**Given problem:** Every line of the material below should be repeated exactly.

[Input material start]

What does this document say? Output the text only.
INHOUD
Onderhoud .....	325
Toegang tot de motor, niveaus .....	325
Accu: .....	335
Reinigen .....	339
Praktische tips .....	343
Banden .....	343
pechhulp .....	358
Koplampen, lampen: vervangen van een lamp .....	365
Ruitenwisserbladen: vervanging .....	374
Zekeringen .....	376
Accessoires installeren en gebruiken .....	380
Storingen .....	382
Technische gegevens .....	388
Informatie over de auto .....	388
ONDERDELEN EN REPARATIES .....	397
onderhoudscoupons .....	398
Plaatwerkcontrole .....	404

[Input material end]

**Right answer:**
What does this document say? Output the text only.
INHOUD
Onderhoud .....	325
Toegang tot de motor, niveaus .....	325
Accu: .....	335
Reinigen .....	339
Praktische tips .....	343
Banden .....	343
pechhulp .....	358
Koplampen, lampen: vervangen van een lamp .....	365
Ruitenwisserbladen: vervanging .....	374
Zekeringen .....	376
Accessoires installeren en gebruiken .....	380
Storingen .....	382
Technische gegevens .....	388
Informatie over de auto .....	388
ONDERDELEN EN REPARATIES .....	397
onderhoudscoupons .....	398
Plaatwerkcontrole .....	404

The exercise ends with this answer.